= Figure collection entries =
--- BEGIN ---

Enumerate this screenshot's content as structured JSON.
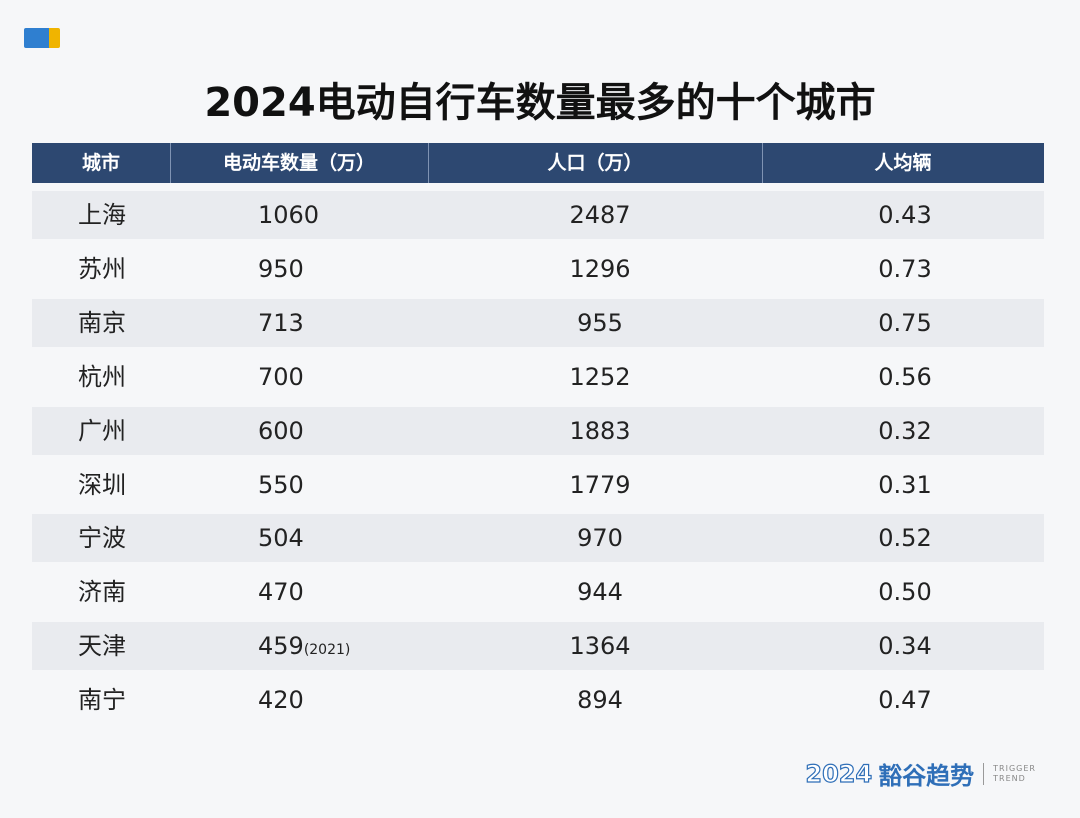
{
  "header": {
    "title": "2024电动自行车数量最多的十个城市"
  },
  "table": {
    "columns": [
      "城市",
      "电动车数量（万）",
      "人口（万）",
      "人均辆"
    ],
    "rows": [
      {
        "cells": [
          "上海",
          "1060",
          "2487",
          "0.43"
        ]
      },
      {
        "cells": [
          "苏州",
          "950",
          "1296",
          "0.73"
        ]
      },
      {
        "cells": [
          "南京",
          "713",
          "955",
          "0.75"
        ]
      },
      {
        "cells": [
          "杭州",
          "700",
          "1252",
          "0.56"
        ]
      },
      {
        "cells": [
          "广州",
          "600",
          "1883",
          "0.32"
        ]
      },
      {
        "cells": [
          "深圳",
          "550",
          "1779",
          "0.31"
        ]
      },
      {
        "cells": [
          "宁波",
          "504",
          "970",
          "0.52"
        ]
      },
      {
        "cells": [
          "济南",
          "470",
          "944",
          "0.50"
        ]
      },
      {
        "cells": [
          "天津",
          "459",
          "1364",
          "0.34"
        ],
        "note": "(2021)"
      },
      {
        "cells": [
          "南宁",
          "420",
          "894",
          "0.47"
        ]
      }
    ]
  },
  "footer": {
    "year": "2024",
    "brand": "豁谷趋势",
    "brand_en_1": "TRIGGER",
    "brand_en_2": "TREND"
  }
}
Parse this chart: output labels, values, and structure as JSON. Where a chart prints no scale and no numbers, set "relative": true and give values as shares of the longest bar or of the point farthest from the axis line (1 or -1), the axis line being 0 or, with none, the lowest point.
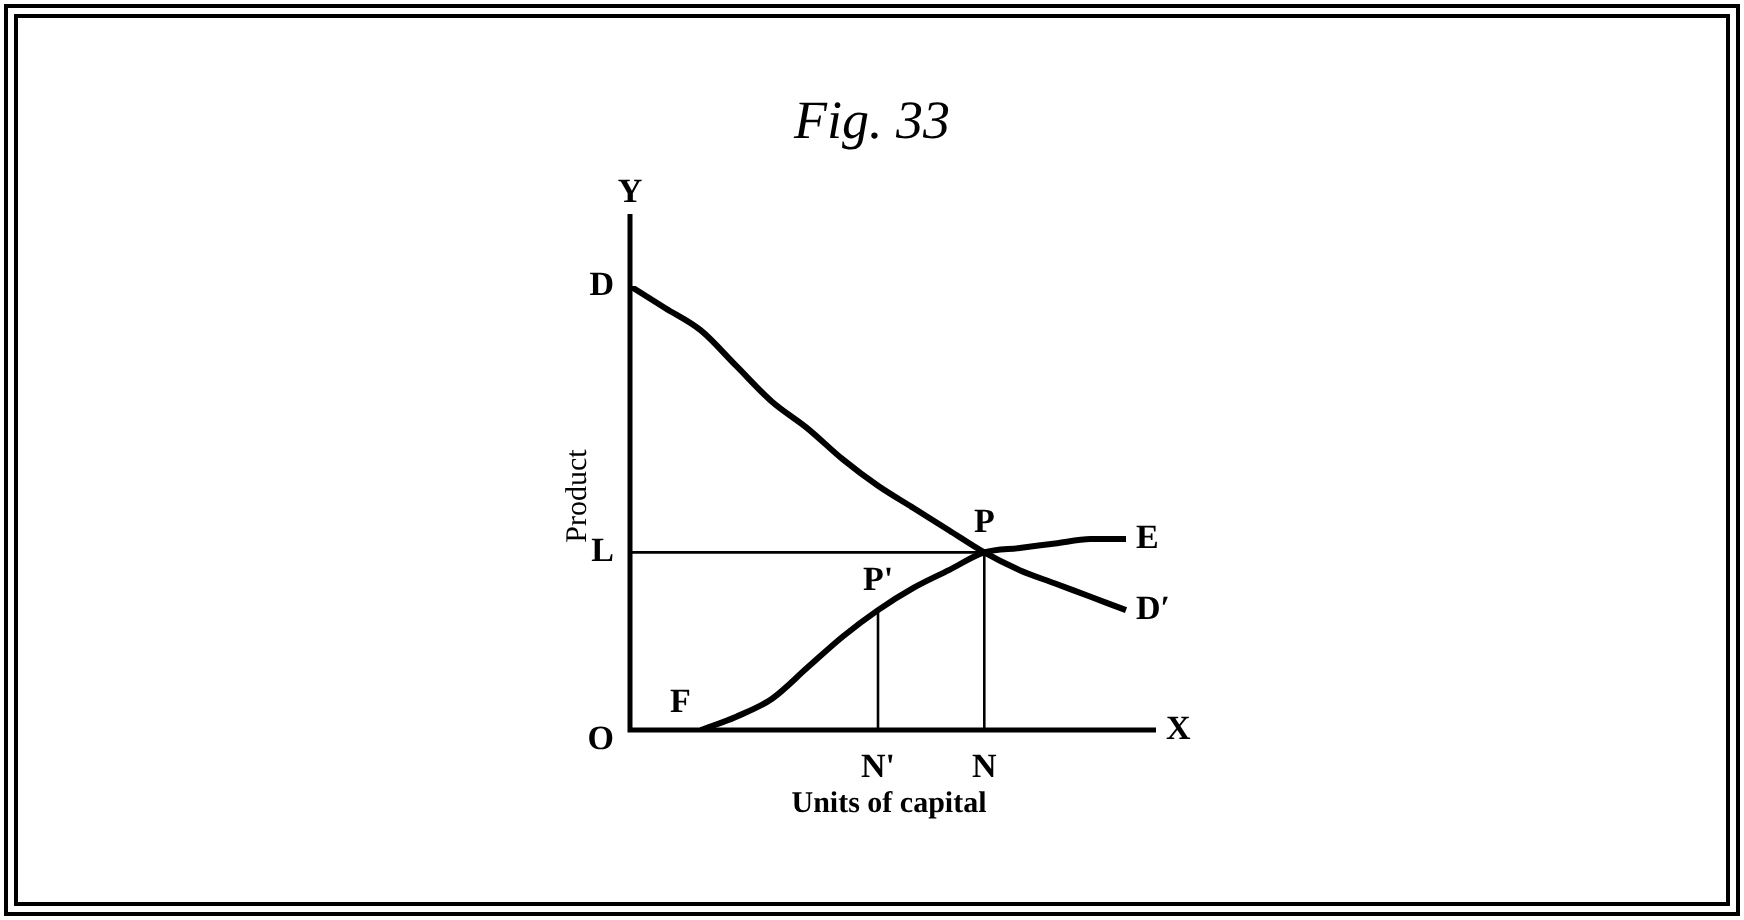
{
  "chart_data": {
    "type": "line",
    "title": "Fig. 33",
    "xlabel": "Units of capital",
    "ylabel": "Product",
    "relative": true,
    "categories": [
      null,
      null,
      null,
      null,
      null,
      null,
      null,
      "N'",
      null,
      null,
      "N",
      null,
      null,
      null,
      null
    ],
    "series": [
      {
        "color": "#000000",
        "values": [
          1,
          0.95,
          0.9,
          0.82,
          0.74,
          0.68,
          0.61,
          0.55,
          0.5,
          0.45,
          0.4,
          0.36,
          0.33,
          0.3,
          0.27
        ]
      },
      {
        "color": "#000000",
        "values": [
          null,
          null,
          0,
          0.03,
          0.07,
          0.14,
          0.21,
          0.27,
          0.32,
          0.36,
          0.4,
          0.41,
          0.42,
          0.43,
          0.43
        ]
      }
    ],
    "ref_lines": [
      {
        "axis": "y",
        "value": 0.4,
        "label": "L",
        "color": "#000000"
      },
      {
        "axis": "x",
        "value": "N'",
        "color": "#000000"
      },
      {
        "axis": "x",
        "value": "N",
        "color": "#000000"
      }
    ],
    "annotations": [
      "Y",
      "D",
      "O",
      "F",
      {
        "text": "P'",
        "x": "N'",
        "y": 0.27
      },
      {
        "text": "P",
        "x": "N",
        "y": 0.4
      },
      "E",
      "D′",
      "X"
    ],
    "grid": false,
    "legend": false,
    "marker": "none",
    "line_style": "solid"
  }
}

--- END ---

= Exercise requirements =
Return the material word for word. Pictures are not part of the copy.

= Task solution =
Enumerate this screenshot's content as structured JSON.
{
  "header": {
    "title": "2024电动自行车数量最多的十个城市"
  },
  "table": {
    "columns": [
      "城市",
      "电动车数量（万）",
      "人口（万）",
      "人均辆"
    ],
    "rows": [
      {
        "cells": [
          "上海",
          "1060",
          "2487",
          "0.43"
        ]
      },
      {
        "cells": [
          "苏州",
          "950",
          "1296",
          "0.73"
        ]
      },
      {
        "cells": [
          "南京",
          "713",
          "955",
          "0.75"
        ]
      },
      {
        "cells": [
          "杭州",
          "700",
          "1252",
          "0.56"
        ]
      },
      {
        "cells": [
          "广州",
          "600",
          "1883",
          "0.32"
        ]
      },
      {
        "cells": [
          "深圳",
          "550",
          "1779",
          "0.31"
        ]
      },
      {
        "cells": [
          "宁波",
          "504",
          "970",
          "0.52"
        ]
      },
      {
        "cells": [
          "济南",
          "470",
          "944",
          "0.50"
        ]
      },
      {
        "cells": [
          "天津",
          "459",
          "1364",
          "0.34"
        ],
        "note": "(2021)"
      },
      {
        "cells": [
          "南宁",
          "420",
          "894",
          "0.47"
        ]
      }
    ]
  },
  "footer": {
    "year": "2024",
    "brand": "豁谷趋势",
    "brand_en_1": "TRIGGER",
    "brand_en_2": "TREND"
  }
}
Parse this chart: output labels, values, and structure as JSON. Where a chart prints no scale and no numbers, set "relative": true and give values as shares of the longest bar or of the point farthest from the axis line (1 or -1), the axis line being 0 or, with none, the lowest point.
{
  "chart_data": {
    "type": "line",
    "title": "Fig. 33",
    "xlabel": "Units of capital",
    "ylabel": "Product",
    "relative": true,
    "categories": [
      null,
      null,
      null,
      null,
      null,
      null,
      null,
      "N'",
      null,
      null,
      "N",
      null,
      null,
      null,
      null
    ],
    "series": [
      {
        "color": "#000000",
        "values": [
          1,
          0.95,
          0.9,
          0.82,
          0.74,
          0.68,
          0.61,
          0.55,
          0.5,
          0.45,
          0.4,
          0.36,
          0.33,
          0.3,
          0.27
        ]
      },
      {
        "color": "#000000",
        "values": [
          null,
          null,
          0,
          0.03,
          0.07,
          0.14,
          0.21,
          0.27,
          0.32,
          0.36,
          0.4,
          0.41,
          0.42,
          0.43,
          0.43
        ]
      }
    ],
    "ref_lines": [
      {
        "axis": "y",
        "value": 0.4,
        "label": "L",
        "color": "#000000"
      },
      {
        "axis": "x",
        "value": "N'",
        "color": "#000000"
      },
      {
        "axis": "x",
        "value": "N",
        "color": "#000000"
      }
    ],
    "annotations": [
      "Y",
      "D",
      "O",
      "F",
      {
        "text": "P'",
        "x": "N'",
        "y": 0.27
      },
      {
        "text": "P",
        "x": "N",
        "y": 0.4
      },
      "E",
      "D′",
      "X"
    ],
    "grid": false,
    "legend": false,
    "marker": "none",
    "line_style": "solid"
  }
}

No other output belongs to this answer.